## DATA ROWS

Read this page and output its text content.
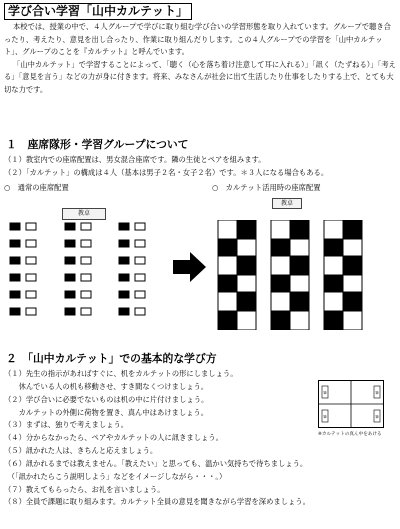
学び合い学習「山中カルテット」

本校では、授業の中で、４人グループで学びに取り組む学び合いの学習形態を取り入れています。グループで聴き合ったり、考えたり、意見を出し合ったり、作業に取り組んだりします。この４人グループでの学習を「山中カルテット」、グループのことを『カルテット』と呼んでいます。

「山中カルテット」で学習することによって、「聴く（心を落ち着け注意して耳に入れる）」「訊く（たずねる）」「考える」「意見を言う」などの力が身に付きます。将来、みなさんが社会に出て生活したり仕事をしたりする上で、とても大切な力です。

１　座席隊形・学習グループについて
（１）教室内での座席配置は、男女混合座席です。隣の生徒とペアを組みます。
（２）「カルテット」の構成は４人（基本は男子２名・女子２名）です。＊３人になる場合もある。
○　通常の座席配置	○　カルテット活用時の座席配置
教卓
教卓
２　「山中カルテット」での基本的な学び方
（１）先生の指示があればすぐに、机をカルテットの形にしましょう。
　　休んでいる人の机も移動させ、すき間なくつけましょう。
（２）学び合いに必要でないものは机の中に片付けましょう。
　　カルテットの外側に荷物を置き、真ん中はあけましょう。
（３）まずは、独りで考えましょう。
（４）分からなかったら、ペアやカルテットの人に訊きましょう。
（５）訊かれた人は、きちんと応えましょう。
（６）訊かれるまでは教えません。「教えたい」と思っても、温かい気持ちで待ちましょう。
　（「訊かれたらこう説明しよう」などをイメージしながら・・・。）
（７）教えてもらったら、お礼を言いましょう。
（８）全員で課題に取り組みます。カルテット全員の意見を聞きながら学習を深めましょう。
筆	筆
筆	筆
※カルテットの真ん中をあける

## WHAT IS EXPECTED
Identify and extract each line of the listing that contains "山中カルテット".

## REPLY TO THE EXERCISE
学び合い学習「山中カルテット」
本校では、授業の中で、４人グループで学びに取り組む学び合いの学習形態を取り入れています。グループで聴き合ったり、考えたり、意見を出し合ったり、作業に取り組んだりします。この４人グループでの学習を「山中カルテット」、グループのことを『カルテット』と呼んでいます。
「山中カルテット」で学習することによって、「聴く（心を落ち着け注意して耳に入れる）」「訊く（たずねる）」「考える」「意見を言う」などの力が身に付きます。将来、みなさんが社会に出て生活したり仕事をしたりする上で、とても大切な力です。
２　「山中カルテット」での基本的な学び方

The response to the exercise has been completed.